● **Direction**
Write the count of lines that contain the word "name" and nothing else.

● **Extracted material**
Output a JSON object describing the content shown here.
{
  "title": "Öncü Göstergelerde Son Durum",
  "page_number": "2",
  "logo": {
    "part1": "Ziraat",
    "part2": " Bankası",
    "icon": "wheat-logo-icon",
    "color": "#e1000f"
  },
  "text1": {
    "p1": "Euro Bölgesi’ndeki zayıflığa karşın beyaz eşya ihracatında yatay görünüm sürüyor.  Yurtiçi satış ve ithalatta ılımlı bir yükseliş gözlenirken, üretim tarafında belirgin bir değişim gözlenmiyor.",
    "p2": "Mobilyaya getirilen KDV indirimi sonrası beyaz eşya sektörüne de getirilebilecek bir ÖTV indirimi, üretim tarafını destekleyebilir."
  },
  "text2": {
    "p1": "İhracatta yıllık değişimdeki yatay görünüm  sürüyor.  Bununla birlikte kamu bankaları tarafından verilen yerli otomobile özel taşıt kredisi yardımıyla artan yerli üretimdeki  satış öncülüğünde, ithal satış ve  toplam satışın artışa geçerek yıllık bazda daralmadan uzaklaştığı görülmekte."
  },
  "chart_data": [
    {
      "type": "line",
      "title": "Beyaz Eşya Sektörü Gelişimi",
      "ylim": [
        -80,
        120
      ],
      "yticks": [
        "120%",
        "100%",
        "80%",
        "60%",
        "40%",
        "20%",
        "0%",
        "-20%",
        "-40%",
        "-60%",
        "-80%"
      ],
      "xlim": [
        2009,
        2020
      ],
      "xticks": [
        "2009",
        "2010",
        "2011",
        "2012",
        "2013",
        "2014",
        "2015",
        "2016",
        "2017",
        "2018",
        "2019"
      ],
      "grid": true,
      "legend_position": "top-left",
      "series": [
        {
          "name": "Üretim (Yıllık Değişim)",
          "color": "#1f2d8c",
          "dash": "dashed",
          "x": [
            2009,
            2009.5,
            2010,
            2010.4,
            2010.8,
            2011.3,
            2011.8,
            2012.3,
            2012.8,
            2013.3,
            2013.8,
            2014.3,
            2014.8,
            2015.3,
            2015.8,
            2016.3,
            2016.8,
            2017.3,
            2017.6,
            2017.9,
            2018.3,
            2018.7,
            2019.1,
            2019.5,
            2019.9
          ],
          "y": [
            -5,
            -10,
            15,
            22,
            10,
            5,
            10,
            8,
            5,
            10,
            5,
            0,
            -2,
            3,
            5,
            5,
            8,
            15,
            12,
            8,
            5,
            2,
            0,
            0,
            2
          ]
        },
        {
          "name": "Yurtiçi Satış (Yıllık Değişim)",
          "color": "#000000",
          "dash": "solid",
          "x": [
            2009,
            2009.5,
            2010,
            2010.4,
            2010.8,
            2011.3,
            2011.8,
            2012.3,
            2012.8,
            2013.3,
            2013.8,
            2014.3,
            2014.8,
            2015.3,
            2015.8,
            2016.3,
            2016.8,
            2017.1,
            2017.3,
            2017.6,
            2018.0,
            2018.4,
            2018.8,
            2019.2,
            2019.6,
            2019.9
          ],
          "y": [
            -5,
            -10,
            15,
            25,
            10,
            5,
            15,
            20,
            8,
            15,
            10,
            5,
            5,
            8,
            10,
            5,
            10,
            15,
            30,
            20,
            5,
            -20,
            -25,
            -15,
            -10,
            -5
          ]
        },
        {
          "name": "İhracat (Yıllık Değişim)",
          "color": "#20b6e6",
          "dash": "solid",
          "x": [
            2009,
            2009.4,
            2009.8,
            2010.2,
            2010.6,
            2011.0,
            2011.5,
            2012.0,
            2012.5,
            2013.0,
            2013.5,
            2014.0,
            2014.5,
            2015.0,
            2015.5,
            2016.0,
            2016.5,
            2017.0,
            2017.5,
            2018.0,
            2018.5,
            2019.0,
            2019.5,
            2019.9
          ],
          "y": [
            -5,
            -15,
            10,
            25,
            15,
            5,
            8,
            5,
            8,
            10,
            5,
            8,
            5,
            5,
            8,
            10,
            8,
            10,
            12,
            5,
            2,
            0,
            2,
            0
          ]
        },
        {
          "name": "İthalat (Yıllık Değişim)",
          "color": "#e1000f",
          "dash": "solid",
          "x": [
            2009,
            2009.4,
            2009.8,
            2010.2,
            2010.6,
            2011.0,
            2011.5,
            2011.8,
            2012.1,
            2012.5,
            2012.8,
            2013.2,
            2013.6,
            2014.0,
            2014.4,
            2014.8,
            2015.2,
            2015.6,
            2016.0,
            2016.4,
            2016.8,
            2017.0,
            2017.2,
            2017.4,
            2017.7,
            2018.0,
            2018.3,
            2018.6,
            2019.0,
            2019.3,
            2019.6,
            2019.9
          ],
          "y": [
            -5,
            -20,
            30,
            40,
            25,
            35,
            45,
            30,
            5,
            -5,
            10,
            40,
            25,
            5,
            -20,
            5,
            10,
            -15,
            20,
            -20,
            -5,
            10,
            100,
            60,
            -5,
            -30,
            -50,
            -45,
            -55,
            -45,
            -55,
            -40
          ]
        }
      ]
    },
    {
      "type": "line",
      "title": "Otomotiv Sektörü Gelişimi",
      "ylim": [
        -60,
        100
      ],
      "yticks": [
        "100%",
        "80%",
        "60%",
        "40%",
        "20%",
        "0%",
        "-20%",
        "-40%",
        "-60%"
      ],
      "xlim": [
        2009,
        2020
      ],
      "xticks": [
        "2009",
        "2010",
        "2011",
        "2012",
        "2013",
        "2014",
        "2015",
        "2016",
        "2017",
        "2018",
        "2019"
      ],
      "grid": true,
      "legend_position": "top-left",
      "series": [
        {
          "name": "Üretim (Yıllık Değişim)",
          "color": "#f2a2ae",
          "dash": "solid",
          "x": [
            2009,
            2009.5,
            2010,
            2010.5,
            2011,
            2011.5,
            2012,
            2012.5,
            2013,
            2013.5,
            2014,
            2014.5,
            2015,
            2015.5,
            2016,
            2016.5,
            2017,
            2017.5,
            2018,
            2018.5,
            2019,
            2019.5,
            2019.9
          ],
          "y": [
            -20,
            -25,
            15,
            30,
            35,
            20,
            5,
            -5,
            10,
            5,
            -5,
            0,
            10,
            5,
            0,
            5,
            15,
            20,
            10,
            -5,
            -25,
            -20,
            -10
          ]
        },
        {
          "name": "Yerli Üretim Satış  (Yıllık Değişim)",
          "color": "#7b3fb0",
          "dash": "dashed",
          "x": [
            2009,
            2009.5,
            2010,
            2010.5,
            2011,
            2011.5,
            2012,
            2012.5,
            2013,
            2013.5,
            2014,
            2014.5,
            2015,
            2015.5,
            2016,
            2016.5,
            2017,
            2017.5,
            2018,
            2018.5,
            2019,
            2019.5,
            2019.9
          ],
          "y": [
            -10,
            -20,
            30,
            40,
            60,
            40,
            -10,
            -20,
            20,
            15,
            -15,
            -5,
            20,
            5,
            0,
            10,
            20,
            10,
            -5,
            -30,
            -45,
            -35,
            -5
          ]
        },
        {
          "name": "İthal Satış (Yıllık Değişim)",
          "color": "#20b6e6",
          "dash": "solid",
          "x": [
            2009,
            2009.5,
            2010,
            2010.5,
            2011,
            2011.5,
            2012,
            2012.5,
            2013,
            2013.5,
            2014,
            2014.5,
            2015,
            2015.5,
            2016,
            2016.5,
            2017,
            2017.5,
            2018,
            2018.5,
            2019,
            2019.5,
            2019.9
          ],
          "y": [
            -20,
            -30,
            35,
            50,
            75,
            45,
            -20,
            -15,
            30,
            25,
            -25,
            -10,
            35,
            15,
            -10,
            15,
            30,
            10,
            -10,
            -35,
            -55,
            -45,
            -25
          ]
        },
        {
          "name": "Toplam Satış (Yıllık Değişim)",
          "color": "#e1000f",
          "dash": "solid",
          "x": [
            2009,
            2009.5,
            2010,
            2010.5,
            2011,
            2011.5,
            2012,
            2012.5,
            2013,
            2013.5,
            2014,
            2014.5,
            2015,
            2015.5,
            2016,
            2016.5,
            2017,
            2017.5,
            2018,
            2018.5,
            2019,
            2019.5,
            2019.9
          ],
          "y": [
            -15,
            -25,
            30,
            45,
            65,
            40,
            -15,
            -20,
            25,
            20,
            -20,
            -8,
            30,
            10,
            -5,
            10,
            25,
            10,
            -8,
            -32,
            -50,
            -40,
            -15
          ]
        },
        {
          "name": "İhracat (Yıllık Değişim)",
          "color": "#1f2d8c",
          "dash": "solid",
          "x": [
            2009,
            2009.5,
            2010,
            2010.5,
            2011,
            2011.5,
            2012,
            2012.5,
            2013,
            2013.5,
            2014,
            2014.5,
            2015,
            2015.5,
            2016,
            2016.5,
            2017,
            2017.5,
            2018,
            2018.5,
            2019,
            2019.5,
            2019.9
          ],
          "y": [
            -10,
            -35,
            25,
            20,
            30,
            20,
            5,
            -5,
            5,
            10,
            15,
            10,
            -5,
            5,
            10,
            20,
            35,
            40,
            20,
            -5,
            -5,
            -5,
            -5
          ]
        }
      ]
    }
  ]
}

● **Solution to this problem**
9